_Given exercise_
Give the records back in full, exactly as they read.

_Given entries_
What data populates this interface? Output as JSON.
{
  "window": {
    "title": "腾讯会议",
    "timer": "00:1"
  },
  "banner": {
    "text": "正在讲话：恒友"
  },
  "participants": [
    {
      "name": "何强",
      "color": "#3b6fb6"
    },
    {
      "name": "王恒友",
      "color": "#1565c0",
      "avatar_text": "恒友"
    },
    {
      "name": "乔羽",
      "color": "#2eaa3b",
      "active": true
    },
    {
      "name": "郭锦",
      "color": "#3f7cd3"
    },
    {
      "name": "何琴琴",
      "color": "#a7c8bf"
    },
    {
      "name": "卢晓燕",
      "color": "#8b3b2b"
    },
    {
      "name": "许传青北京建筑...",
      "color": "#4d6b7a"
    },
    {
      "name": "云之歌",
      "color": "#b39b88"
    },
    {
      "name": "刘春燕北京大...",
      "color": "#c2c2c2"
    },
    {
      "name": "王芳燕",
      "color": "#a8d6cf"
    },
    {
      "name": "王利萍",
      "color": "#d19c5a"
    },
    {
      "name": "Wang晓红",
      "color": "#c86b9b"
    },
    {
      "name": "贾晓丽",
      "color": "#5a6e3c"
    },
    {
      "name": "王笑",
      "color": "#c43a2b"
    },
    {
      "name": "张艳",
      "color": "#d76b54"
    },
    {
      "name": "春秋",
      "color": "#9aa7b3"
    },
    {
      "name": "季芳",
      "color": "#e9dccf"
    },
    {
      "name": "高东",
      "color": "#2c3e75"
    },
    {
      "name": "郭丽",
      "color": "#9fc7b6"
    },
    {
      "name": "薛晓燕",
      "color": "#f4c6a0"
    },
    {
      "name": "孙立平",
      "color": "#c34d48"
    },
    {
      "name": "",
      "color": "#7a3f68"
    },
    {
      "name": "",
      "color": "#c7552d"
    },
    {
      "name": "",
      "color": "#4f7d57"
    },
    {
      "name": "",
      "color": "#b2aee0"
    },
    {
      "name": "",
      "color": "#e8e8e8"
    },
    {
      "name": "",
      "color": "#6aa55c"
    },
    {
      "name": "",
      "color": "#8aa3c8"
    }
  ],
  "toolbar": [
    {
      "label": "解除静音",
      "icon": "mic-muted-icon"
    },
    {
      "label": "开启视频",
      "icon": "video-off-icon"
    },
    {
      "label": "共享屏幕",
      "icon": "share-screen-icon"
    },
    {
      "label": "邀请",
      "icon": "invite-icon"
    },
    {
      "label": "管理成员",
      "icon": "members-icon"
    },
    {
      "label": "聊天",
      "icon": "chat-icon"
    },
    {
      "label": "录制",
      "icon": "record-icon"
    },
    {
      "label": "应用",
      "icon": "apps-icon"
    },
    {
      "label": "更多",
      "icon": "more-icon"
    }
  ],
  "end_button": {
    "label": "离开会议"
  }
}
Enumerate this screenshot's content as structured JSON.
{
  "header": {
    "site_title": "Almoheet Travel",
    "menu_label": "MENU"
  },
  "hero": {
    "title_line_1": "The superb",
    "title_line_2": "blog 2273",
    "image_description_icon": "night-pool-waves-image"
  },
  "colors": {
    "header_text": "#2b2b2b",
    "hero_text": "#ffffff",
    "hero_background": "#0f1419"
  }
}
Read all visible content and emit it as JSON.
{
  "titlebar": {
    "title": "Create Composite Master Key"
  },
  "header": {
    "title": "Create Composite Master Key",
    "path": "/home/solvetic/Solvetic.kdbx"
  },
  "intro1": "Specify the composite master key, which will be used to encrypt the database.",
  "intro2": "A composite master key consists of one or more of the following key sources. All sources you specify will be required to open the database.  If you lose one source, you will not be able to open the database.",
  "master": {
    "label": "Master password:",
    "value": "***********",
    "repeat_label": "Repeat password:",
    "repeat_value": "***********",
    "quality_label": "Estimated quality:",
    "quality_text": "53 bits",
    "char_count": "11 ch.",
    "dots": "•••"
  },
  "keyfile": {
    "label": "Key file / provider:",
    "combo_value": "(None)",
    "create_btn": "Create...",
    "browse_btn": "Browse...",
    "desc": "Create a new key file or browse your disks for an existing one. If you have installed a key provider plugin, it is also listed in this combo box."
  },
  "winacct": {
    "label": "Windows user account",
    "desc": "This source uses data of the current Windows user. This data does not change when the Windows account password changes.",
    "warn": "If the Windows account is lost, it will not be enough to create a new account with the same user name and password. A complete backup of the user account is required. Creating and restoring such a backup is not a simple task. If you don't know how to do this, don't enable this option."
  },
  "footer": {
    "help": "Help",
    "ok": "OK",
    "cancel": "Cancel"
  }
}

_Final result_
What data populates this interface? Output as JSON.
{
  "window": {
    "title": "腾讯会议",
    "timer": "00:1"
  },
  "banner": {
    "text": "正在讲话：恒友"
  },
  "participants": [
    {
      "name": "何强",
      "color": "#3b6fb6"
    },
    {
      "name": "王恒友",
      "color": "#1565c0",
      "avatar_text": "恒友"
    },
    {
      "name": "乔羽",
      "color": "#2eaa3b",
      "active": true
    },
    {
      "name": "郭锦",
      "color": "#3f7cd3"
    },
    {
      "name": "何琴琴",
      "color": "#a7c8bf"
    },
    {
      "name": "卢晓燕",
      "color": "#8b3b2b"
    },
    {
      "name": "许传青北京建筑...",
      "color": "#4d6b7a"
    },
    {
      "name": "云之歌",
      "color": "#b39b88"
    },
    {
      "name": "刘春燕北京大...",
      "color": "#c2c2c2"
    },
    {
      "name": "王芳燕",
      "color": "#a8d6cf"
    },
    {
      "name": "王利萍",
      "color": "#d19c5a"
    },
    {
      "name": "Wang晓红",
      "color": "#c86b9b"
    },
    {
      "name": "贾晓丽",
      "color": "#5a6e3c"
    },
    {
      "name": "王笑",
      "color": "#c43a2b"
    },
    {
      "name": "张艳",
      "color": "#d76b54"
    },
    {
      "name": "春秋",
      "color": "#9aa7b3"
    },
    {
      "name": "季芳",
      "color": "#e9dccf"
    },
    {
      "name": "高东",
      "color": "#2c3e75"
    },
    {
      "name": "郭丽",
      "color": "#9fc7b6"
    },
    {
      "name": "薛晓燕",
      "color": "#f4c6a0"
    },
    {
      "name": "孙立平",
      "color": "#c34d48"
    },
    {
      "name": "",
      "color": "#7a3f68"
    },
    {
      "name": "",
      "color": "#c7552d"
    },
    {
      "name": "",
      "color": "#4f7d57"
    },
    {
      "name": "",
      "color": "#b2aee0"
    },
    {
      "name": "",
      "color": "#e8e8e8"
    },
    {
      "name": "",
      "color": "#6aa55c"
    },
    {
      "name": "",
      "color": "#8aa3c8"
    }
  ],
  "toolbar": [
    {
      "label": "解除静音",
      "icon": "mic-muted-icon"
    },
    {
      "label": "开启视频",
      "icon": "video-off-icon"
    },
    {
      "label": "共享屏幕",
      "icon": "share-screen-icon"
    },
    {
      "label": "邀请",
      "icon": "invite-icon"
    },
    {
      "label": "管理成员",
      "icon": "members-icon"
    },
    {
      "label": "聊天",
      "icon": "chat-icon"
    },
    {
      "label": "录制",
      "icon": "record-icon"
    },
    {
      "label": "应用",
      "icon": "apps-icon"
    },
    {
      "label": "更多",
      "icon": "more-icon"
    }
  ],
  "end_button": {
    "label": "离开会议"
  }
}
Enumerate this screenshot's content as structured JSON.
{
  "header": {
    "site_title": "Almoheet Travel",
    "menu_label": "MENU"
  },
  "hero": {
    "title_line_1": "The superb",
    "title_line_2": "blog 2273",
    "image_description_icon": "night-pool-waves-image"
  },
  "colors": {
    "header_text": "#2b2b2b",
    "hero_text": "#ffffff",
    "hero_background": "#0f1419"
  }
}
Read all visible content and emit it as JSON.
{
  "titlebar": {
    "title": "Create Composite Master Key"
  },
  "header": {
    "title": "Create Composite Master Key",
    "path": "/home/solvetic/Solvetic.kdbx"
  },
  "intro1": "Specify the composite master key, which will be used to encrypt the database.",
  "intro2": "A composite master key consists of one or more of the following key sources. All sources you specify will be required to open the database.  If you lose one source, you will not be able to open the database.",
  "master": {
    "label": "Master password:",
    "value": "***********",
    "repeat_label": "Repeat password:",
    "repeat_value": "***********",
    "quality_label": "Estimated quality:",
    "quality_text": "53 bits",
    "char_count": "11 ch.",
    "dots": "•••"
  },
  "keyfile": {
    "label": "Key file / provider:",
    "combo_value": "(None)",
    "create_btn": "Create...",
    "browse_btn": "Browse...",
    "desc": "Create a new key file or browse your disks for an existing one. If you have installed a key provider plugin, it is also listed in this combo box."
  },
  "winacct": {
    "label": "Windows user account",
    "desc": "This source uses data of the current Windows user. This data does not change when the Windows account password changes.",
    "warn": "If the Windows account is lost, it will not be enough to create a new account with the same user name and password. A complete backup of the user account is required. Creating and restoring such a backup is not a simple task. If you don't know how to do this, don't enable this option."
  },
  "footer": {
    "help": "Help",
    "ok": "OK",
    "cancel": "Cancel"
  }
}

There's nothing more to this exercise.